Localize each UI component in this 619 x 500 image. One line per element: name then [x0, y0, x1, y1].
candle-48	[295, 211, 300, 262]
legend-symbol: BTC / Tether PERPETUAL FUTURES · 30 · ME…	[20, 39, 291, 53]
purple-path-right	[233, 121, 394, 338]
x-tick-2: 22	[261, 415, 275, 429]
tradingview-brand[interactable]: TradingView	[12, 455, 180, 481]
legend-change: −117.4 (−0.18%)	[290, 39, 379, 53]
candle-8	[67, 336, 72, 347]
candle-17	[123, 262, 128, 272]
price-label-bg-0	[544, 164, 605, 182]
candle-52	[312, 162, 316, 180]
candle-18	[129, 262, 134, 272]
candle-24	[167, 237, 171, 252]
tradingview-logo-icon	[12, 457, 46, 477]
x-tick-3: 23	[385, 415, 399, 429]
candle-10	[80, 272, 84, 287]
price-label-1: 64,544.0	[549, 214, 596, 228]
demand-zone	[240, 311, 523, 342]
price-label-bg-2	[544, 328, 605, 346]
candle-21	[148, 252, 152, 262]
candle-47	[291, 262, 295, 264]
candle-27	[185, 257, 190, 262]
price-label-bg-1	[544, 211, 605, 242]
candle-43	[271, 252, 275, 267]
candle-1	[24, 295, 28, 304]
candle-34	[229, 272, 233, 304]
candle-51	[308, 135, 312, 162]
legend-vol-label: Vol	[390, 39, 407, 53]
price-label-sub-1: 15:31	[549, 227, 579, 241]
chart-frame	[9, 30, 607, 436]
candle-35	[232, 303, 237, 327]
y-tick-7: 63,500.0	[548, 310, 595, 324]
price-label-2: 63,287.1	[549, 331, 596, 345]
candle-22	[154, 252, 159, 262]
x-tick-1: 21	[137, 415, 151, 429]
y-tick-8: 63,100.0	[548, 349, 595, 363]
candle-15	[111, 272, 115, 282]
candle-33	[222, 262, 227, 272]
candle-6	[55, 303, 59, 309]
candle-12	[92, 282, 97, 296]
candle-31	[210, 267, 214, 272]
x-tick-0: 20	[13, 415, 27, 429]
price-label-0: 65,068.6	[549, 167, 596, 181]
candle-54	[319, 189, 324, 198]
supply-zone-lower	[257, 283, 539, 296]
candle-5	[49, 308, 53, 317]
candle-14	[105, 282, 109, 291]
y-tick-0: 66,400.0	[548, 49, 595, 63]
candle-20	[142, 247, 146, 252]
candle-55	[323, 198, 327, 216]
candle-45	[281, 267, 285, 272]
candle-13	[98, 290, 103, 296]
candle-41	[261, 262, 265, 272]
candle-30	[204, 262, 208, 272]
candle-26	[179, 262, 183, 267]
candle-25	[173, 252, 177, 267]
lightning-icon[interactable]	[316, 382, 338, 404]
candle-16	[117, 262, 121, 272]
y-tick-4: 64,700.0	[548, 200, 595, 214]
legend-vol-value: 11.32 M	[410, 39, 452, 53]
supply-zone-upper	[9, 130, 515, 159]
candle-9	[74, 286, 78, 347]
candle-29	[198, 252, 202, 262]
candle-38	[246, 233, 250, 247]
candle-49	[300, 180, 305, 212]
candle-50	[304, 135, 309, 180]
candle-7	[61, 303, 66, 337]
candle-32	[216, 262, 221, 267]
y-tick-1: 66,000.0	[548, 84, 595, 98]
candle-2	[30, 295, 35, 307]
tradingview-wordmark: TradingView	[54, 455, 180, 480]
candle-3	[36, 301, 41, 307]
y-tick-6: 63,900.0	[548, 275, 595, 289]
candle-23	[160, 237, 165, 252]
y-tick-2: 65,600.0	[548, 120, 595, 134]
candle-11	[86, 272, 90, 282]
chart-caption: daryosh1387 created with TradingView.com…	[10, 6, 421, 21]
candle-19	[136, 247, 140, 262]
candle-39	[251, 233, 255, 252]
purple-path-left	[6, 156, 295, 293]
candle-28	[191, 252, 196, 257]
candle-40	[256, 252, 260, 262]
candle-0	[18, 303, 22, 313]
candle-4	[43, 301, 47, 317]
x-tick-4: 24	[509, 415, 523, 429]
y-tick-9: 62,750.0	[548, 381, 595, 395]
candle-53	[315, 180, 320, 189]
____________________
- WHAT TO DO -
Format all the rows above as a JSON list of strings, one string per line, with blank lines left out.

- EXPECTED ANSWER -
[
  "Localize each UI component in this 619 x 500 image. One line per element: name then [x0, y0, x1, y1].",
  "candle-48\t[295, 211, 300, 262]",
  "legend-symbol: BTC / Tether PERPETUAL FUTURES · 30 · ME…\t[20, 39, 291, 53]",
  "purple-path-right\t[233, 121, 394, 338]",
  "x-tick-2: 22\t[261, 415, 275, 429]",
  "tradingview-brand[interactable]: TradingView\t[12, 455, 180, 481]",
  "legend-change: −117.4 (−0.18%)\t[290, 39, 379, 53]",
  "candle-8\t[67, 336, 72, 347]",
  "candle-17\t[123, 262, 128, 272]",
  "price-label-bg-0\t[544, 164, 605, 182]",
  "candle-52\t[312, 162, 316, 180]",
  "candle-18\t[129, 262, 134, 272]",
  "candle-24\t[167, 237, 171, 252]",
  "tradingview-logo-icon\t[12, 457, 46, 477]",
  "x-tick-3: 23\t[385, 415, 399, 429]",
  "candle-10\t[80, 272, 84, 287]",
  "price-label-1: 64,544.0\t[549, 214, 596, 228]",
  "demand-zone\t[240, 311, 523, 342]",
  "price-label-bg-2\t[544, 328, 605, 346]",
  "candle-21\t[148, 252, 152, 262]",
  "candle-47\t[291, 262, 295, 264]",
  "candle-27\t[185, 257, 190, 262]",
  "price-label-bg-1\t[544, 211, 605, 242]",
  "candle-43\t[271, 252, 275, 267]",
  "candle-1\t[24, 295, 28, 304]",
  "candle-34\t[229, 272, 233, 304]",
  "candle-51\t[308, 135, 312, 162]",
  "legend-vol-label: Vol\t[390, 39, 407, 53]",
  "price-label-sub-1: 15:31\t[549, 227, 579, 241]",
  "chart-frame\t[9, 30, 607, 436]",
  "candle-35\t[232, 303, 237, 327]",
  "y-tick-7: 63,500.0\t[548, 310, 595, 324]",
  "price-label-2: 63,287.1\t[549, 331, 596, 345]",
  "candle-22\t[154, 252, 159, 262]",
  "x-tick-1: 21\t[137, 415, 151, 429]",
  "y-tick-8: 63,100.0\t[548, 349, 595, 363]",
  "candle-15\t[111, 272, 115, 282]",
  "candle-33\t[222, 262, 227, 272]",
  "candle-6\t[55, 303, 59, 309]",
  "candle-12\t[92, 282, 97, 296]",
  "candle-31\t[210, 267, 214, 272]",
  "x-tick-0: 20\t[13, 415, 27, 429]",
  "price-label-0: 65,068.6\t[549, 167, 596, 181]",
  "candle-54\t[319, 189, 324, 198]",
  "supply-zone-lower\t[257, 283, 539, 296]",
  "candle-5\t[49, 308, 53, 317]",
  "candle-14\t[105, 282, 109, 291]",
  "y-tick-0: 66,400.0\t[548, 49, 595, 63]",
  "candle-20\t[142, 247, 146, 252]",
  "candle-55\t[323, 198, 327, 216]",
  "candle-45\t[281, 267, 285, 272]",
  "candle-13\t[98, 290, 103, 296]",
  "candle-41\t[261, 262, 265, 272]",
  "candle-30\t[204, 262, 208, 272]",
  "candle-26\t[179, 262, 183, 267]",
  "candle-25\t[173, 252, 177, 267]",
  "lightning-icon[interactable]\t[316, 382, 338, 404]",
  "candle-16\t[117, 262, 121, 272]",
  "y-tick-4: 64,700.0\t[548, 200, 595, 214]",
  "legend-vol-value: 11.32 M\t[410, 39, 452, 53]",
  "supply-zone-upper\t[9, 130, 515, 159]",
  "candle-9\t[74, 286, 78, 347]",
  "candle-29\t[198, 252, 202, 262]",
  "candle-38\t[246, 233, 250, 247]",
  "candle-49\t[300, 180, 305, 212]",
  "candle-50\t[304, 135, 309, 180]",
  "candle-7\t[61, 303, 66, 337]",
  "candle-32\t[216, 262, 221, 267]",
  "y-tick-1: 66,000.0\t[548, 84, 595, 98]",
  "candle-2\t[30, 295, 35, 307]",
  "tradingview-wordmark: TradingView\t[54, 455, 180, 480]",
  "candle-3\t[36, 301, 41, 307]",
  "y-tick-6: 63,900.0\t[548, 275, 595, 289]",
  "candle-23\t[160, 237, 165, 252]",
  "y-tick-2: 65,600.0\t[548, 120, 595, 134]",
  "candle-11\t[86, 272, 90, 282]",
  "chart-caption: daryosh1387 created with TradingView.com…\t[10, 6, 421, 21]",
  "candle-19\t[136, 247, 140, 262]",
  "candle-39\t[251, 233, 255, 252]",
  "purple-path-left\t[6, 156, 295, 293]",
  "candle-28\t[191, 252, 196, 257]",
  "candle-40\t[256, 252, 260, 262]",
  "candle-0\t[18, 303, 22, 313]",
  "candle-4\t[43, 301, 47, 317]",
  "x-tick-4: 24\t[509, 415, 523, 429]",
  "y-tick-9: 62,750.0\t[548, 381, 595, 395]",
  "candle-53\t[315, 180, 320, 189]"
]